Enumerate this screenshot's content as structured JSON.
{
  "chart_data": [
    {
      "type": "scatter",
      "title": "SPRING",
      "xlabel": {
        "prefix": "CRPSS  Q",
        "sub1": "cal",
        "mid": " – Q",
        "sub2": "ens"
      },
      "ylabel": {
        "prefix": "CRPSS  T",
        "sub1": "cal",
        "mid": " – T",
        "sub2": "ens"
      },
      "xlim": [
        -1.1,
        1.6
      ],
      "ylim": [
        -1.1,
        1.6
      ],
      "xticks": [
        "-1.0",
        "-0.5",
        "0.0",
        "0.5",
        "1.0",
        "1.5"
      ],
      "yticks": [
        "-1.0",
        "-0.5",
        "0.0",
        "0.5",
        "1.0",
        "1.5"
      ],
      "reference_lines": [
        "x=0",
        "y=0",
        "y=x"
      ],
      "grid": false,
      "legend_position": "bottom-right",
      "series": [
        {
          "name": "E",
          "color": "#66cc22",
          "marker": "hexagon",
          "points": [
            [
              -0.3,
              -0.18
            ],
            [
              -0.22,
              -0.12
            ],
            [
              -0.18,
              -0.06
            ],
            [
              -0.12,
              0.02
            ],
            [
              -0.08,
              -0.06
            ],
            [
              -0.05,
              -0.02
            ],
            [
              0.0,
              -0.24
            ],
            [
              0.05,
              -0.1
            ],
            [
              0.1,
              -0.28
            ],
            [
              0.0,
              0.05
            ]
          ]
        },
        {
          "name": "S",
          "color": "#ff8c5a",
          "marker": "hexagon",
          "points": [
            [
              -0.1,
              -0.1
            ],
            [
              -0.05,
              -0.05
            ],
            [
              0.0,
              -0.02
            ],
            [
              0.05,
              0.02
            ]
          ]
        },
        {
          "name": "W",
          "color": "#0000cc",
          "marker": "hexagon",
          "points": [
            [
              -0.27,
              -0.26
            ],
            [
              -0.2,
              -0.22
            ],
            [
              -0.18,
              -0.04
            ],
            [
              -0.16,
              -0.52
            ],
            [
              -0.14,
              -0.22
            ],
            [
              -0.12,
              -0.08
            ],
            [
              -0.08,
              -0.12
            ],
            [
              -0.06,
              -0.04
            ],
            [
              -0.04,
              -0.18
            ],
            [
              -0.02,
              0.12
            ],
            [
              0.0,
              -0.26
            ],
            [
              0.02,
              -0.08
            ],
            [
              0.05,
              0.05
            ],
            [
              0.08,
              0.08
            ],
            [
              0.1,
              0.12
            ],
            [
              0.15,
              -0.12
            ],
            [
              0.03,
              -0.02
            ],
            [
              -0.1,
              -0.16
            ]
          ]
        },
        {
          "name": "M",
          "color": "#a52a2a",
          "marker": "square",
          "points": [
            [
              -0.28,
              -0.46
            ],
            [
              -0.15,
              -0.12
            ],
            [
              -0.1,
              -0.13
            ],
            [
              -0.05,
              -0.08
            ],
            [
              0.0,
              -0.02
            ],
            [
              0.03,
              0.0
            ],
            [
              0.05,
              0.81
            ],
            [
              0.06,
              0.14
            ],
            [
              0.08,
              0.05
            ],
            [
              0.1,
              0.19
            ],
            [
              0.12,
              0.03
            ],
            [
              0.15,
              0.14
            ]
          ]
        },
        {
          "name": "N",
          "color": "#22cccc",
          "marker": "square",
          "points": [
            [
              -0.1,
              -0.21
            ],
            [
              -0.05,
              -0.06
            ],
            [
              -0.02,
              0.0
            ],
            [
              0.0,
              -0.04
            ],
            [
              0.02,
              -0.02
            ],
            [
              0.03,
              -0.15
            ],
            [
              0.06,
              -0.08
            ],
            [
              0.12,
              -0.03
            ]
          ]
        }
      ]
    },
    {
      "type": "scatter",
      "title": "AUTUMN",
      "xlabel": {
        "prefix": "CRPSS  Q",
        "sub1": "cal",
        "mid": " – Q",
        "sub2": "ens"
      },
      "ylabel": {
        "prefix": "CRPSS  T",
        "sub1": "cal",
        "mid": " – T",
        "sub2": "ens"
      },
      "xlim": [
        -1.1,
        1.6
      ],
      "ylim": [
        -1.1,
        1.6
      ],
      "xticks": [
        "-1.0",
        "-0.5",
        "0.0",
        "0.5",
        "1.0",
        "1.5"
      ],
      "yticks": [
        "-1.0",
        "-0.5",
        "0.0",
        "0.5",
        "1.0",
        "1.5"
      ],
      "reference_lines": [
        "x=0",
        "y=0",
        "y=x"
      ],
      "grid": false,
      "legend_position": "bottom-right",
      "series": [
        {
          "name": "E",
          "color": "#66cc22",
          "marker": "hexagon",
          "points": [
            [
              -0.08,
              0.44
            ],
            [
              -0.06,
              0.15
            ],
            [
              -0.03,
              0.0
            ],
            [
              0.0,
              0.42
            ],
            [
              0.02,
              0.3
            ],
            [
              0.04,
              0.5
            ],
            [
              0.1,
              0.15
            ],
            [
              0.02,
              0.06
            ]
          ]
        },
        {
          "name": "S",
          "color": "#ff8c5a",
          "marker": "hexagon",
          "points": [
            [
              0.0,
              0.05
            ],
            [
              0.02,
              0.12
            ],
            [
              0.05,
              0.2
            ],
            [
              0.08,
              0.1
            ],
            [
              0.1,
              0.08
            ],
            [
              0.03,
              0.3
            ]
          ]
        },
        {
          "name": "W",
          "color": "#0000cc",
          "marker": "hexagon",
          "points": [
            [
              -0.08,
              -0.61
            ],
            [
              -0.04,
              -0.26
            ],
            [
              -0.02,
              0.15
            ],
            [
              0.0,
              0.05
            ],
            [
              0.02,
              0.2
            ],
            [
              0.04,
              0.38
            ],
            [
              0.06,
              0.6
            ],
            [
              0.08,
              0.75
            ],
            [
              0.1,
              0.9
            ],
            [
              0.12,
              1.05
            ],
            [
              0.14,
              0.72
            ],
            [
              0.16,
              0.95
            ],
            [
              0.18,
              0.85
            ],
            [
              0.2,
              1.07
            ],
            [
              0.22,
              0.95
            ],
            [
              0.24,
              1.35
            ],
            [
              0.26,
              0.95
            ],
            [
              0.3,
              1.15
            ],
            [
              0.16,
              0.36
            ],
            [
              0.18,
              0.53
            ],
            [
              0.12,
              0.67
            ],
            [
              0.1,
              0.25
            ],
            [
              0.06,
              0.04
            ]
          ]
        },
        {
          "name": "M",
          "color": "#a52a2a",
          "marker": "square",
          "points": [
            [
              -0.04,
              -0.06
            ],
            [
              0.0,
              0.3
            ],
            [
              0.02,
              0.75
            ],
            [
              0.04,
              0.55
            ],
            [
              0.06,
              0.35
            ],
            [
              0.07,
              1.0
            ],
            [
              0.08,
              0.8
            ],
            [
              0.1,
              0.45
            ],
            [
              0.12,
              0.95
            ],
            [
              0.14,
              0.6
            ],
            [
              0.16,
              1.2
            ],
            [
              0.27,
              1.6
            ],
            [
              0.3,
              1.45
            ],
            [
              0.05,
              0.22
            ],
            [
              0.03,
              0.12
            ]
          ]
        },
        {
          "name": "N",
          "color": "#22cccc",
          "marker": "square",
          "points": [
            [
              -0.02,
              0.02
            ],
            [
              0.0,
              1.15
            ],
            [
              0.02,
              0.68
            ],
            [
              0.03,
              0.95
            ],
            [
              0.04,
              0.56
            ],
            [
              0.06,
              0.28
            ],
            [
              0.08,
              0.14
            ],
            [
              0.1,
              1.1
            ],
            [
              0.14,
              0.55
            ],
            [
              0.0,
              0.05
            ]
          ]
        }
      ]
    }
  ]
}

* * * *

• _WHAT IS REQUIRED_: Reproduce the entries above in full, verbatim.

• _SOLUTION_:
Enumerate this screenshot's content as structured JSON.
{
  "chart_data": [
    {
      "type": "scatter",
      "title": "SPRING",
      "xlabel": {
        "prefix": "CRPSS  Q",
        "sub1": "cal",
        "mid": " – Q",
        "sub2": "ens"
      },
      "ylabel": {
        "prefix": "CRPSS  T",
        "sub1": "cal",
        "mid": " – T",
        "sub2": "ens"
      },
      "xlim": [
        -1.1,
        1.6
      ],
      "ylim": [
        -1.1,
        1.6
      ],
      "xticks": [
        "-1.0",
        "-0.5",
        "0.0",
        "0.5",
        "1.0",
        "1.5"
      ],
      "yticks": [
        "-1.0",
        "-0.5",
        "0.0",
        "0.5",
        "1.0",
        "1.5"
      ],
      "reference_lines": [
        "x=0",
        "y=0",
        "y=x"
      ],
      "grid": false,
      "legend_position": "bottom-right",
      "series": [
        {
          "name": "E",
          "color": "#66cc22",
          "marker": "hexagon",
          "points": [
            [
              -0.3,
              -0.18
            ],
            [
              -0.22,
              -0.12
            ],
            [
              -0.18,
              -0.06
            ],
            [
              -0.12,
              0.02
            ],
            [
              -0.08,
              -0.06
            ],
            [
              -0.05,
              -0.02
            ],
            [
              0.0,
              -0.24
            ],
            [
              0.05,
              -0.1
            ],
            [
              0.1,
              -0.28
            ],
            [
              0.0,
              0.05
            ]
          ]
        },
        {
          "name": "S",
          "color": "#ff8c5a",
          "marker": "hexagon",
          "points": [
            [
              -0.1,
              -0.1
            ],
            [
              -0.05,
              -0.05
            ],
            [
              0.0,
              -0.02
            ],
            [
              0.05,
              0.02
            ]
          ]
        },
        {
          "name": "W",
          "color": "#0000cc",
          "marker": "hexagon",
          "points": [
            [
              -0.27,
              -0.26
            ],
            [
              -0.2,
              -0.22
            ],
            [
              -0.18,
              -0.04
            ],
            [
              -0.16,
              -0.52
            ],
            [
              -0.14,
              -0.22
            ],
            [
              -0.12,
              -0.08
            ],
            [
              -0.08,
              -0.12
            ],
            [
              -0.06,
              -0.04
            ],
            [
              -0.04,
              -0.18
            ],
            [
              -0.02,
              0.12
            ],
            [
              0.0,
              -0.26
            ],
            [
              0.02,
              -0.08
            ],
            [
              0.05,
              0.05
            ],
            [
              0.08,
              0.08
            ],
            [
              0.1,
              0.12
            ],
            [
              0.15,
              -0.12
            ],
            [
              0.03,
              -0.02
            ],
            [
              -0.1,
              -0.16
            ]
          ]
        },
        {
          "name": "M",
          "color": "#a52a2a",
          "marker": "square",
          "points": [
            [
              -0.28,
              -0.46
            ],
            [
              -0.15,
              -0.12
            ],
            [
              -0.1,
              -0.13
            ],
            [
              -0.05,
              -0.08
            ],
            [
              0.0,
              -0.02
            ],
            [
              0.03,
              0.0
            ],
            [
              0.05,
              0.81
            ],
            [
              0.06,
              0.14
            ],
            [
              0.08,
              0.05
            ],
            [
              0.1,
              0.19
            ],
            [
              0.12,
              0.03
            ],
            [
              0.15,
              0.14
            ]
          ]
        },
        {
          "name": "N",
          "color": "#22cccc",
          "marker": "square",
          "points": [
            [
              -0.1,
              -0.21
            ],
            [
              -0.05,
              -0.06
            ],
            [
              -0.02,
              0.0
            ],
            [
              0.0,
              -0.04
            ],
            [
              0.02,
              -0.02
            ],
            [
              0.03,
              -0.15
            ],
            [
              0.06,
              -0.08
            ],
            [
              0.12,
              -0.03
            ]
          ]
        }
      ]
    },
    {
      "type": "scatter",
      "title": "AUTUMN",
      "xlabel": {
        "prefix": "CRPSS  Q",
        "sub1": "cal",
        "mid": " – Q",
        "sub2": "ens"
      },
      "ylabel": {
        "prefix": "CRPSS  T",
        "sub1": "cal",
        "mid": " – T",
        "sub2": "ens"
      },
      "xlim": [
        -1.1,
        1.6
      ],
      "ylim": [
        -1.1,
        1.6
      ],
      "xticks": [
        "-1.0",
        "-0.5",
        "0.0",
        "0.5",
        "1.0",
        "1.5"
      ],
      "yticks": [
        "-1.0",
        "-0.5",
        "0.0",
        "0.5",
        "1.0",
        "1.5"
      ],
      "reference_lines": [
        "x=0",
        "y=0",
        "y=x"
      ],
      "grid": false,
      "legend_position": "bottom-right",
      "series": [
        {
          "name": "E",
          "color": "#66cc22",
          "marker": "hexagon",
          "points": [
            [
              -0.08,
              0.44
            ],
            [
              -0.06,
              0.15
            ],
            [
              -0.03,
              0.0
            ],
            [
              0.0,
              0.42
            ],
            [
              0.02,
              0.3
            ],
            [
              0.04,
              0.5
            ],
            [
              0.1,
              0.15
            ],
            [
              0.02,
              0.06
            ]
          ]
        },
        {
          "name": "S",
          "color": "#ff8c5a",
          "marker": "hexagon",
          "points": [
            [
              0.0,
              0.05
            ],
            [
              0.02,
              0.12
            ],
            [
              0.05,
              0.2
            ],
            [
              0.08,
              0.1
            ],
            [
              0.1,
              0.08
            ],
            [
              0.03,
              0.3
            ]
          ]
        },
        {
          "name": "W",
          "color": "#0000cc",
          "marker": "hexagon",
          "points": [
            [
              -0.08,
              -0.61
            ],
            [
              -0.04,
              -0.26
            ],
            [
              -0.02,
              0.15
            ],
            [
              0.0,
              0.05
            ],
            [
              0.02,
              0.2
            ],
            [
              0.04,
              0.38
            ],
            [
              0.06,
              0.6
            ],
            [
              0.08,
              0.75
            ],
            [
              0.1,
              0.9
            ],
            [
              0.12,
              1.05
            ],
            [
              0.14,
              0.72
            ],
            [
              0.16,
              0.95
            ],
            [
              0.18,
              0.85
            ],
            [
              0.2,
              1.07
            ],
            [
              0.22,
              0.95
            ],
            [
              0.24,
              1.35
            ],
            [
              0.26,
              0.95
            ],
            [
              0.3,
              1.15
            ],
            [
              0.16,
              0.36
            ],
            [
              0.18,
              0.53
            ],
            [
              0.12,
              0.67
            ],
            [
              0.1,
              0.25
            ],
            [
              0.06,
              0.04
            ]
          ]
        },
        {
          "name": "M",
          "color": "#a52a2a",
          "marker": "square",
          "points": [
            [
              -0.04,
              -0.06
            ],
            [
              0.0,
              0.3
            ],
            [
              0.02,
              0.75
            ],
            [
              0.04,
              0.55
            ],
            [
              0.06,
              0.35
            ],
            [
              0.07,
              1.0
            ],
            [
              0.08,
              0.8
            ],
            [
              0.1,
              0.45
            ],
            [
              0.12,
              0.95
            ],
            [
              0.14,
              0.6
            ],
            [
              0.16,
              1.2
            ],
            [
              0.27,
              1.6
            ],
            [
              0.3,
              1.45
            ],
            [
              0.05,
              0.22
            ],
            [
              0.03,
              0.12
            ]
          ]
        },
        {
          "name": "N",
          "color": "#22cccc",
          "marker": "square",
          "points": [
            [
              -0.02,
              0.02
            ],
            [
              0.0,
              1.15
            ],
            [
              0.02,
              0.68
            ],
            [
              0.03,
              0.95
            ],
            [
              0.04,
              0.56
            ],
            [
              0.06,
              0.28
            ],
            [
              0.08,
              0.14
            ],
            [
              0.1,
              1.1
            ],
            [
              0.14,
              0.55
            ],
            [
              0.0,
              0.05
            ]
          ]
        }
      ]
    }
  ]
}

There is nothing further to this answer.